The intro works, but as it's a prologue, and prologue's are mysterious, I wonder what happens next, and not much has happened. Nice description so I can visualise the scene.

Posted 13 Years Ago


Very awesome start to this.

Posted 13 Years Ago


this is a stunning beginning. Great job.

Posted 13 Years Ago


A powerful beginning to the story. You made me want to read more. To know the What, who. why, where and how? The story was very dark and cold. I like the feel and emotion of this story so far. A excellent beginning.
Coyote

Posted 13 Years Ago


I strike out... Twice this box has ate my review. Wonder if it is trying to tell me something, well try once more. I thought this piece shows a lot of growth and a maturing writer. The wording and placement in theme is consice and no wasted words in paragraph structure. No question about the jaundra here, this prolouge... does its job. It requires the reader to move on and entices them, to turn the page. Learn more, about this demented character. Why has she murdered for eleven years... what's her story.

• [Data block]:

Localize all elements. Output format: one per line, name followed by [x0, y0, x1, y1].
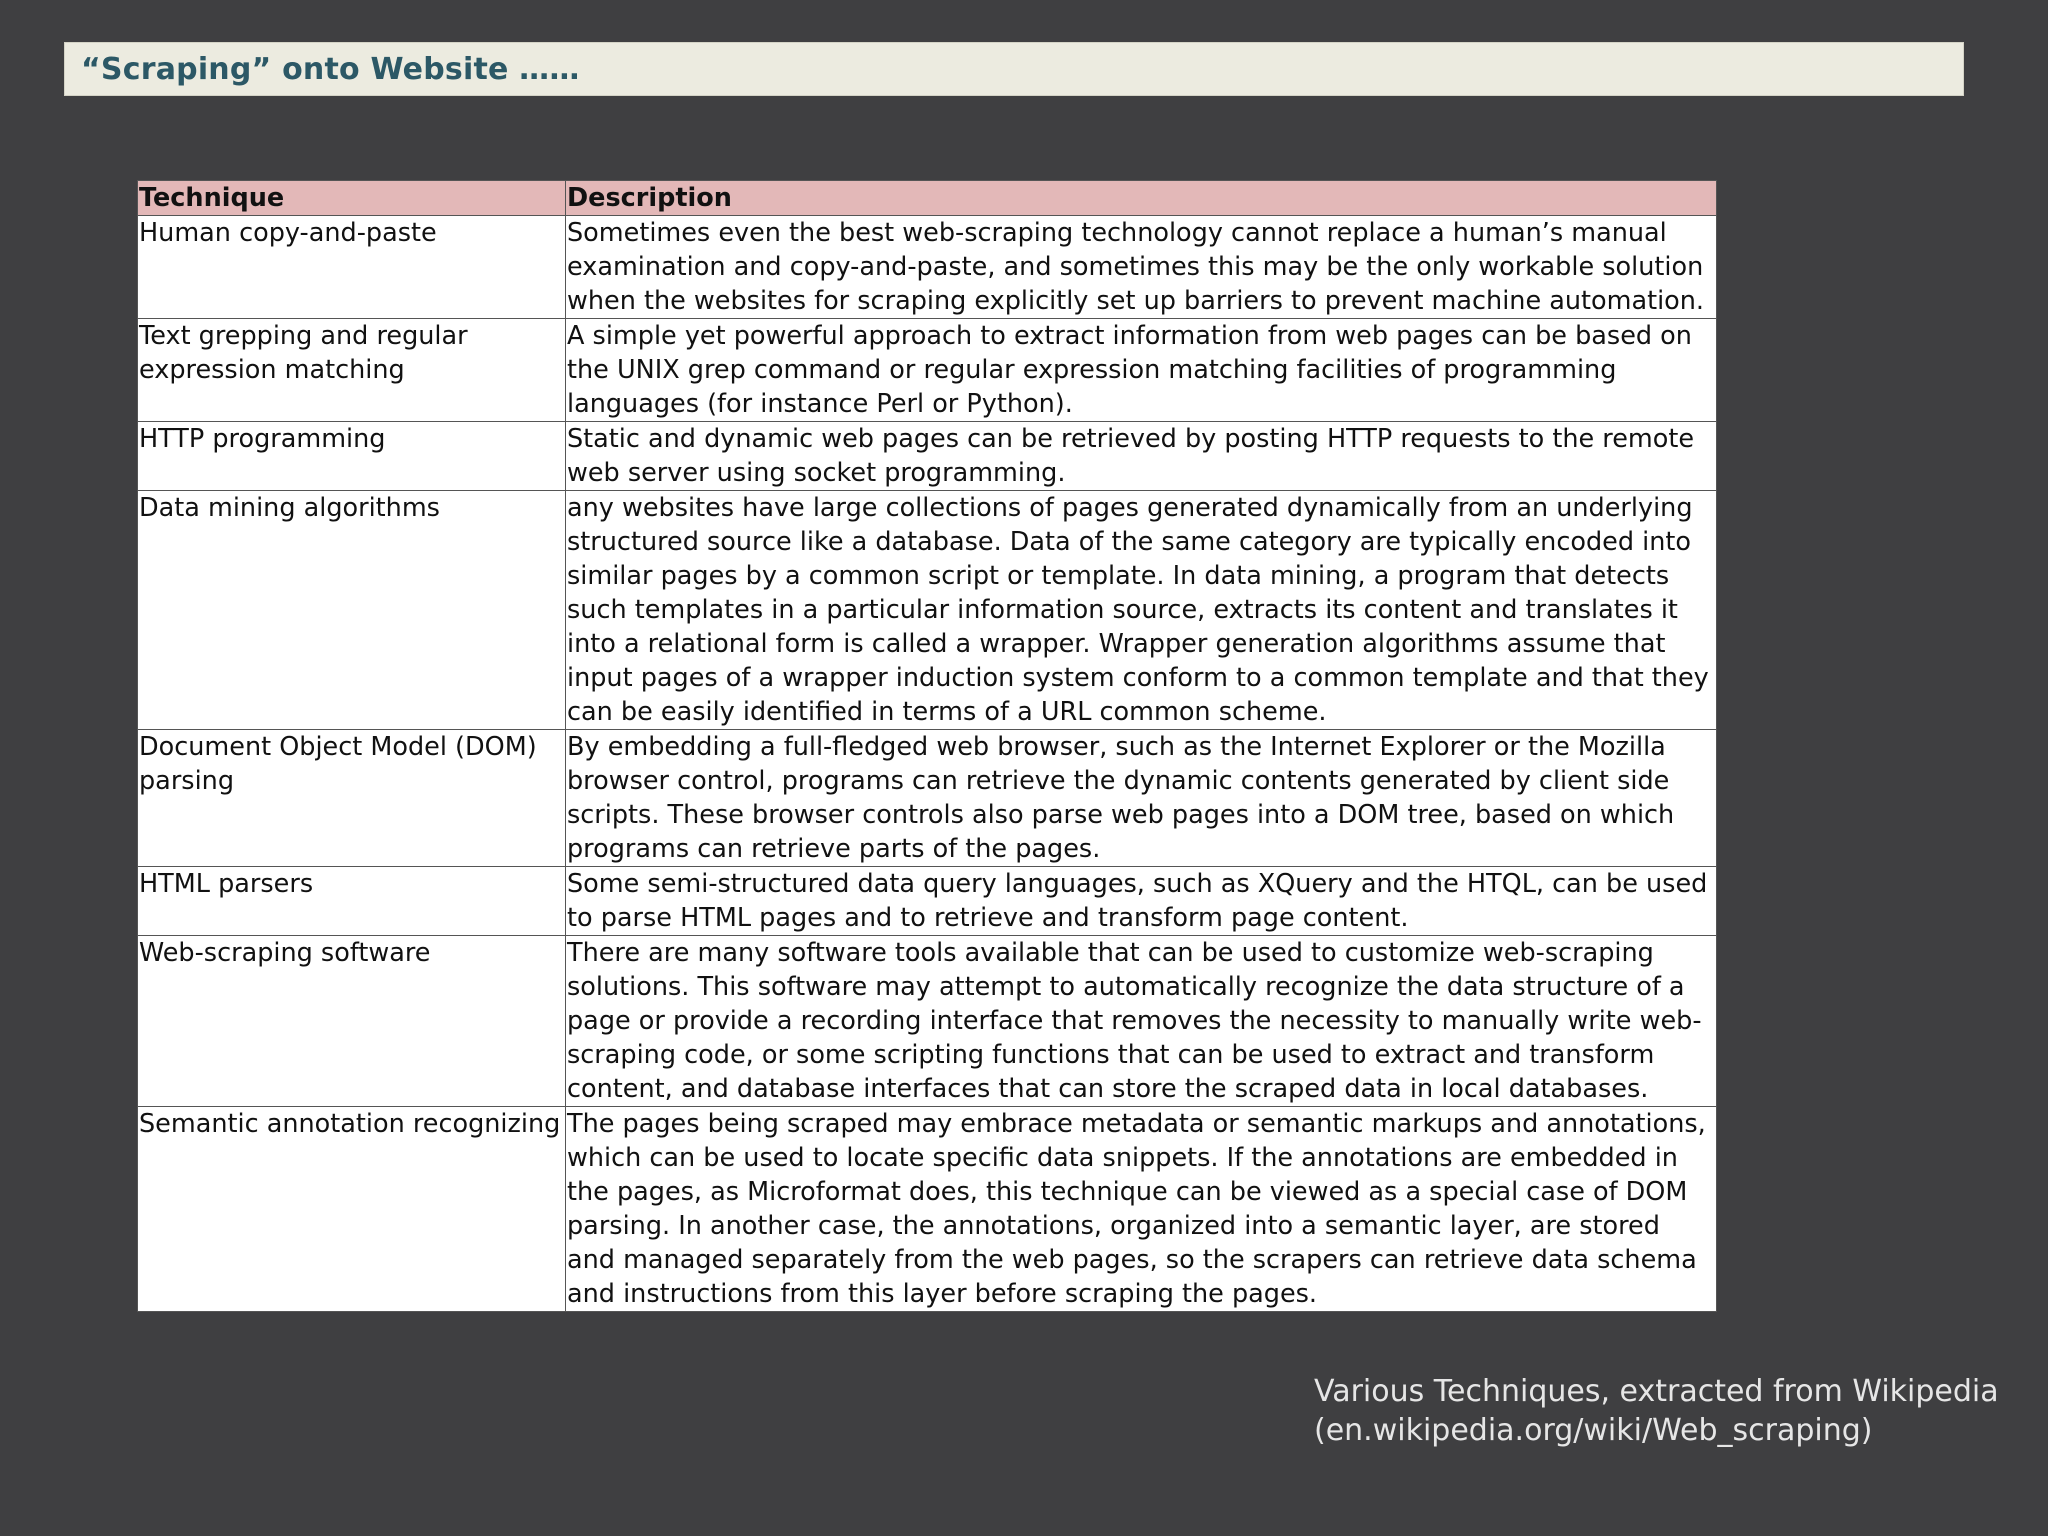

• [Written tasks]:
a: Transcribe the reader comments from the words containing "A powerful beginning" through "what's her story.".
b: In the reader comments, how many times does the final commenter say the box ate the review?
c: Continue the reader comments on the prologue from their last sentence.
The data is separate material unrelated to the reader comments.

• [Outputs by task]:
a:
A powerful beginning to the story. You made me want to read more. To know the What, who. why, where and how? The story was very dark and cold. I like the feel and emotion of this story so far. A excellent beginning.
Coyote

Posted 13 Years Ago


I strike out... Twice this box has ate my review. Wonder if it is trying to tell me something, well try once more. I thought this piece shows a lot of growth and a maturing writer. The wording and placement in theme is consice and no wasted words in paragraph structure. No question about the jaundra here, this prolouge... does its job. It requires the reader to move on and entices them, to turn the page. Learn more, about this demented character. Why has she murdered for eleven years... what's her story.

b: Twice.

c:
GREAT work Ashely, proud of you!

This shows that you worked very hard and this read shows... pro polish.
Write On / Right On! Ro...

Posted 13 Years Ago


Ahhh. her beginning, I am sad that I read this out of order. But if you like this sort of theme, read my Shadow's Dance - it has a very similar motif.

Posted 13 Years Ago


Wow,. seems to e a intriguing prolouge! Usually I would't read something so..."dark" as this, but i feel like I should read on. Great imagery btw!

Posted 13 Years Ago


Awesome job on the visuals, this is great for this time of year. Great start!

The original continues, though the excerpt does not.